### REQUIRED TASK
Check every line below for the word "value" and copy the ones that have it.

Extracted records
=======

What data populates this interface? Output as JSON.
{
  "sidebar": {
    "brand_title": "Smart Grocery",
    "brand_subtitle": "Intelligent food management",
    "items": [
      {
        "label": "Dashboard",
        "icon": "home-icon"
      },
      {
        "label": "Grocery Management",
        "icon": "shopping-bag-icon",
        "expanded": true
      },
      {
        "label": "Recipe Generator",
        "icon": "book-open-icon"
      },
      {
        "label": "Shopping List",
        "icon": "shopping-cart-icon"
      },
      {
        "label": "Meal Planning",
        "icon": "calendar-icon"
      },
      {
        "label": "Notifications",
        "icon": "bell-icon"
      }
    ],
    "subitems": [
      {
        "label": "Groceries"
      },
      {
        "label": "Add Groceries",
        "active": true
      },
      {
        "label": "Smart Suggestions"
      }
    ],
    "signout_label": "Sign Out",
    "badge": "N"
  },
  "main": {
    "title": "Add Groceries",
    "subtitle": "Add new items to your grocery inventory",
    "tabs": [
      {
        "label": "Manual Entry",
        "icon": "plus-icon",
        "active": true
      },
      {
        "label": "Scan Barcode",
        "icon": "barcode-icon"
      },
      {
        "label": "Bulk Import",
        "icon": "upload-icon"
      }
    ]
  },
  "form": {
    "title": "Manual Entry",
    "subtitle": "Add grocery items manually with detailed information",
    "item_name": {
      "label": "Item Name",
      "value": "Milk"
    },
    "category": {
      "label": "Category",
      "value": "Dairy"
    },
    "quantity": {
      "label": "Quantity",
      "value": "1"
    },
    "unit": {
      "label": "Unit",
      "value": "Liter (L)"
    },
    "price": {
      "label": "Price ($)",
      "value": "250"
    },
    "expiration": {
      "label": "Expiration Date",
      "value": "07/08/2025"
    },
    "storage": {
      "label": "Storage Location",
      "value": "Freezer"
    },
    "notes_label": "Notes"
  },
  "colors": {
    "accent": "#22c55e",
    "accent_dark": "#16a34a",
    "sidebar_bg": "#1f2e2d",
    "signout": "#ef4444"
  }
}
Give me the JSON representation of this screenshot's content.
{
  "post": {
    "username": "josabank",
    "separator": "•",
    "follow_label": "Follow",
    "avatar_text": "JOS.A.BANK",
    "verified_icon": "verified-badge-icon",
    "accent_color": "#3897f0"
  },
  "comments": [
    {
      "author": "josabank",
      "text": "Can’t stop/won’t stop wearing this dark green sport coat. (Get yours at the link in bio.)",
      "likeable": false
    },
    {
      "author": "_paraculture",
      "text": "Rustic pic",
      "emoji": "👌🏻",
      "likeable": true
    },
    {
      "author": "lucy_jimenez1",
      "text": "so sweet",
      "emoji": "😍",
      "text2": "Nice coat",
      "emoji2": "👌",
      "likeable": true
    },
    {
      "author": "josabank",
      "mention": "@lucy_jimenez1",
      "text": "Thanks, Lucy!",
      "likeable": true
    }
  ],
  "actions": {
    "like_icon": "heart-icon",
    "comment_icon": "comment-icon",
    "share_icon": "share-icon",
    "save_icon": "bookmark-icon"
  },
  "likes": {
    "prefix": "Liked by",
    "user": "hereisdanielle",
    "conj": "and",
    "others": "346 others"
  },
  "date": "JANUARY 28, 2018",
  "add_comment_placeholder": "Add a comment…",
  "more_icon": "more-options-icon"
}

=======

### OUTPUT OF THE TASK
      "value": "Milk"
      "value": "Dairy"
      "value": "1"
      "value": "Liter (L)"
      "value": "250"
      "value": "07/08/2025"
      "value": "Freezer"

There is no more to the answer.